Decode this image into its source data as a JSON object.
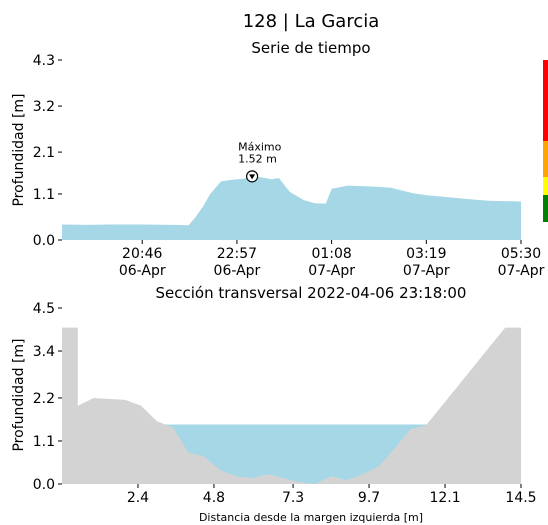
{
  "page": {
    "title": "128 | La Garcia"
  },
  "chart_data": [
    {
      "type": "area",
      "title": "Serie de tiempo",
      "xlabel": "",
      "ylabel": "Profundidad [m]",
      "ylim": [
        0.0,
        4.3
      ],
      "yticks": [
        0.0,
        1.1,
        2.1,
        3.2,
        4.3
      ],
      "yticklabels": [
        "0.0",
        "1.1",
        "2.1",
        "3.2",
        "4.3"
      ],
      "xlim": [
        "06-Apr 18:55",
        "07-Apr 05:30"
      ],
      "xticks": [
        {
          "time": "20:46",
          "date": "06-Apr"
        },
        {
          "time": "22:57",
          "date": "06-Apr"
        },
        {
          "time": "01:08",
          "date": "07-Apr"
        },
        {
          "time": "03:19",
          "date": "07-Apr"
        },
        {
          "time": "05:30",
          "date": "07-Apr"
        }
      ],
      "fill_color": "#a6d7e6",
      "grid": false,
      "series": [
        {
          "x": [
            "06-Apr 18:55",
            "06-Apr 19:30",
            "06-Apr 20:00",
            "06-Apr 20:46",
            "06-Apr 21:30",
            "06-Apr 21:50",
            "06-Apr 22:00",
            "06-Apr 22:10",
            "06-Apr 22:20",
            "06-Apr 22:35",
            "06-Apr 22:50",
            "06-Apr 23:05",
            "06-Apr 23:18",
            "06-Apr 23:30",
            "06-Apr 23:45",
            "06-Apr 23:55",
            "07-Apr 00:10",
            "07-Apr 00:30",
            "07-Apr 00:45",
            "07-Apr 01:00",
            "07-Apr 01:08",
            "07-Apr 01:30",
            "07-Apr 02:00",
            "07-Apr 02:30",
            "07-Apr 03:00",
            "07-Apr 03:19",
            "07-Apr 03:45",
            "07-Apr 04:15",
            "07-Apr 04:45",
            "07-Apr 05:30"
          ],
          "y": [
            0.37,
            0.36,
            0.37,
            0.37,
            0.36,
            0.35,
            0.55,
            0.8,
            1.1,
            1.4,
            1.44,
            1.46,
            1.52,
            1.5,
            1.45,
            1.48,
            1.15,
            0.95,
            0.88,
            0.87,
            1.22,
            1.3,
            1.28,
            1.25,
            1.12,
            1.07,
            1.03,
            0.98,
            0.94,
            0.92
          ]
        }
      ],
      "annotation": {
        "label": "Máximo",
        "value_text": "1.52 m",
        "x": "06-Apr 23:18",
        "y": 1.52
      },
      "status_bar": {
        "colors": [
          "#ff0000",
          "#ffa500",
          "#ffff00",
          "#008000"
        ],
        "fractions": [
          0.45,
          0.2,
          0.1,
          0.15
        ]
      }
    },
    {
      "type": "area",
      "title": "Sección transversal 2022-04-06 23:18:00",
      "xlabel": "Distancia desde la margen izquierda [m]",
      "ylabel": "Profundidad [m]",
      "xlim": [
        0.0,
        14.5
      ],
      "ylim": [
        0.0,
        4.5
      ],
      "xticks": [
        2.4,
        4.8,
        7.3,
        9.7,
        12.1,
        14.5
      ],
      "xticklabels": [
        "2.4",
        "4.8",
        "7.3",
        "9.7",
        "12.1",
        "14.5"
      ],
      "yticks": [
        0.0,
        1.1,
        2.2,
        3.4,
        4.5
      ],
      "yticklabels": [
        "0.0",
        "1.1",
        "2.2",
        "3.4",
        "4.5"
      ],
      "grid": false,
      "water_level": 1.52,
      "water_color": "#a6d7e6",
      "bed_color": "#d3d3d3",
      "bed_profile": {
        "x": [
          0.0,
          0.5,
          0.5,
          1.0,
          2.0,
          2.5,
          3.0,
          3.5,
          4.0,
          4.5,
          5.0,
          5.5,
          6.0,
          6.5,
          7.0,
          7.5,
          8.0,
          8.5,
          9.0,
          9.5,
          10.0,
          10.5,
          11.0,
          11.5,
          12.0,
          12.5,
          13.0,
          13.5,
          14.0,
          14.5
        ],
        "y": [
          4.0,
          4.0,
          2.0,
          2.2,
          2.15,
          2.0,
          1.6,
          1.45,
          0.8,
          0.7,
          0.35,
          0.2,
          0.15,
          0.25,
          0.15,
          0.05,
          0.0,
          0.2,
          0.1,
          0.25,
          0.45,
          0.9,
          1.4,
          1.5,
          2.0,
          2.5,
          3.0,
          3.5,
          4.0,
          4.0
        ]
      }
    }
  ]
}
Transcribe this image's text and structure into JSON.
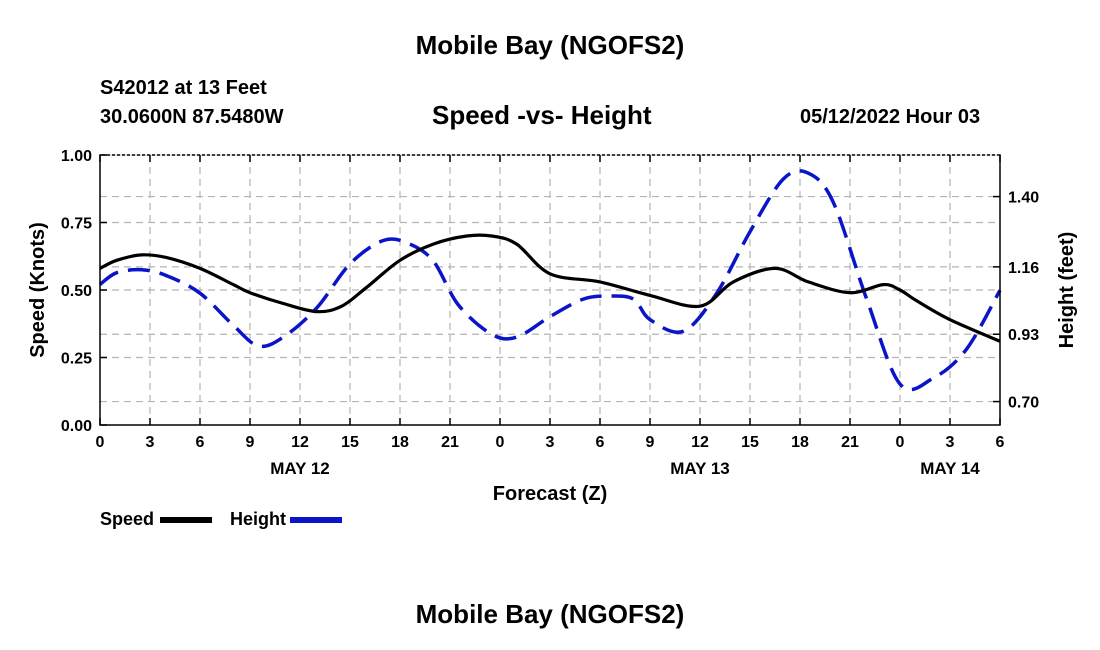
{
  "header": {
    "title": "Mobile Bay (NGOFS2)",
    "station": "S42012 at 13 Feet",
    "coordinates": "30.0600N  87.5480W",
    "chart_title": "Speed -vs- Height",
    "datetime": "05/12/2022 Hour 03"
  },
  "footer": {
    "title": "Mobile Bay (NGOFS2)"
  },
  "legend": {
    "speed_label": "Speed",
    "height_label": "Height"
  },
  "colors": {
    "speed": "#000000",
    "height": "#0a14c8",
    "grid": "#b4b4b4"
  },
  "chart_data": {
    "type": "line",
    "xlabel": "Forecast (Z)",
    "ylabel_left": "Speed (Knots)",
    "ylabel_right": "Height (feet)",
    "x_unit": "hours from 00Z May 12 2022",
    "xlim": [
      0,
      54
    ],
    "ylim_left": [
      0,
      1
    ],
    "ylim_right": [
      0.62,
      1.542
    ],
    "x_ticks": [
      0,
      3,
      6,
      9,
      12,
      15,
      18,
      21,
      24,
      27,
      30,
      33,
      36,
      39,
      42,
      45,
      48,
      51,
      54
    ],
    "x_tick_labels": [
      "0",
      "3",
      "6",
      "9",
      "12",
      "15",
      "18",
      "21",
      "0",
      "3",
      "6",
      "9",
      "12",
      "15",
      "18",
      "21",
      "0",
      "3",
      "6"
    ],
    "date_labels": [
      {
        "x": 12,
        "label": "MAY 12"
      },
      {
        "x": 36,
        "label": "MAY 13"
      },
      {
        "x": 51,
        "label": "MAY 14"
      }
    ],
    "left_ticks": [
      0,
      0.25,
      0.5,
      0.75,
      1.0
    ],
    "left_tick_labels": [
      "0.00",
      "0.25",
      "0.50",
      "0.75",
      "1.00"
    ],
    "right_ticks": [
      0.7,
      0.93,
      1.16,
      1.4
    ],
    "right_tick_labels": [
      "0.70",
      "0.93",
      "1.16",
      "1.40"
    ],
    "grid": true,
    "series": [
      {
        "name": "Speed",
        "axis": "left",
        "style": "solid",
        "x": [
          0,
          1,
          2.5,
          4,
          6,
          8,
          9,
          11,
          13,
          14.5,
          16,
          18,
          20,
          22,
          23.5,
          25,
          27,
          30,
          33,
          36,
          38,
          40.5,
          42.5,
          45,
          47,
          48,
          49,
          51,
          54
        ],
        "y": [
          0.58,
          0.61,
          0.63,
          0.62,
          0.58,
          0.52,
          0.49,
          0.45,
          0.42,
          0.44,
          0.51,
          0.61,
          0.67,
          0.7,
          0.7,
          0.67,
          0.56,
          0.53,
          0.48,
          0.44,
          0.53,
          0.58,
          0.53,
          0.49,
          0.52,
          0.5,
          0.46,
          0.39,
          0.31
        ]
      },
      {
        "name": "Height",
        "axis": "right",
        "style": "dashed",
        "x": [
          0,
          1,
          2.5,
          4,
          6,
          8,
          9.5,
          11,
          13,
          15,
          17,
          18.5,
          20,
          21.5,
          23.5,
          25,
          27,
          29,
          30.5,
          32,
          33,
          35,
          37,
          39,
          41,
          42.5,
          44,
          46,
          48,
          50,
          52,
          54
        ],
        "y": [
          1.1,
          1.14,
          1.15,
          1.13,
          1.07,
          0.96,
          0.89,
          0.92,
          1.02,
          1.17,
          1.25,
          1.24,
          1.18,
          1.03,
          0.93,
          0.92,
          0.99,
          1.05,
          1.06,
          1.05,
          0.98,
          0.94,
          1.07,
          1.28,
          1.46,
          1.48,
          1.38,
          1.05,
          0.76,
          0.78,
          0.88,
          1.08
        ]
      }
    ]
  }
}
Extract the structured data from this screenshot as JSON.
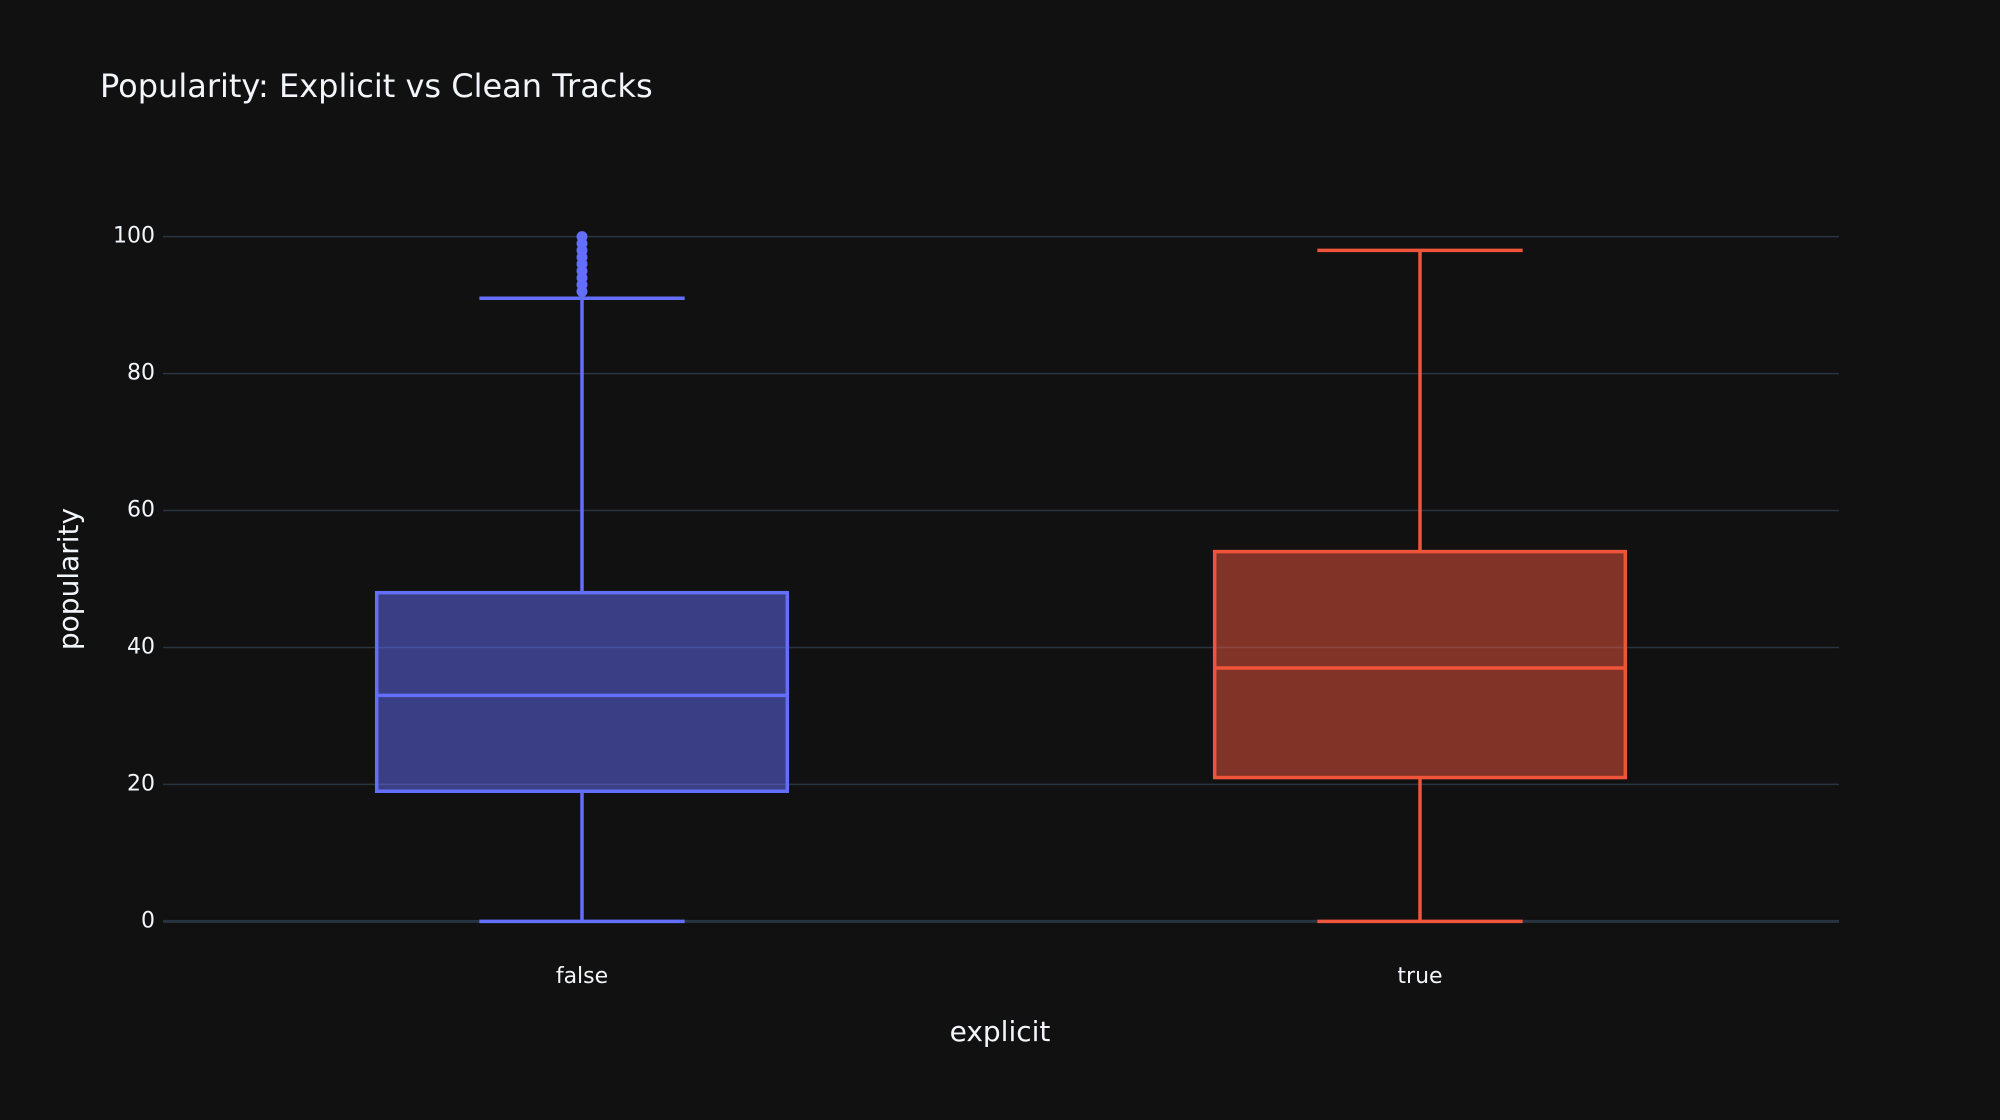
{
  "chart_data": {
    "type": "box",
    "title": "Popularity: Explicit vs Clean Tracks",
    "x_label": "explicit",
    "y_label": "popularity",
    "categories": [
      "false",
      "true"
    ],
    "boxes": [
      {
        "color": "#636efa",
        "min": 0,
        "q1": 19,
        "median": 33,
        "q3": 48,
        "max": 91,
        "outliers": [
          92,
          93,
          94,
          95,
          96,
          97,
          98,
          99,
          100
        ]
      },
      {
        "color": "#ef553b",
        "min": 0,
        "q1": 21,
        "median": 37,
        "q3": 54,
        "max": 98,
        "outliers": []
      }
    ],
    "ylim": [
      -5.5,
      105.5
    ],
    "yticks": [
      0,
      20,
      40,
      60,
      80,
      100
    ],
    "grid": true
  }
}
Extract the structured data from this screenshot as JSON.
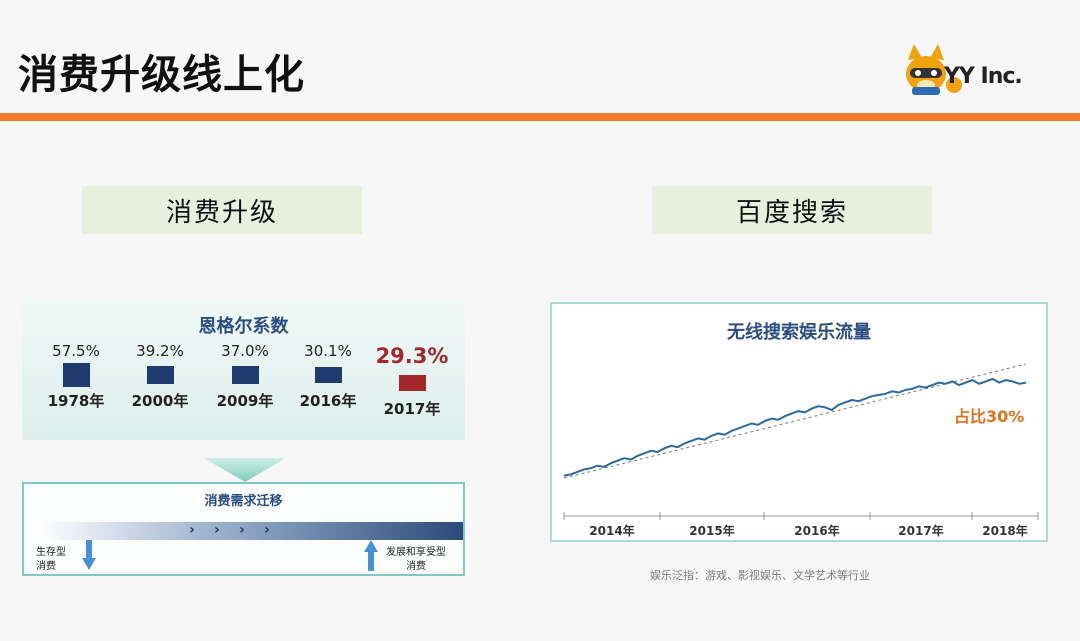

··········

### What you need to do
Read the entries above, then pull out the lines that include "JSON".

### Complete output
Decode this image into its source data as a JSON object.
Transcribe this image's text and structure into JSON.
Extract the structured data from this screenshot as JSON.
Extract the structured data from this screenshot as JSON.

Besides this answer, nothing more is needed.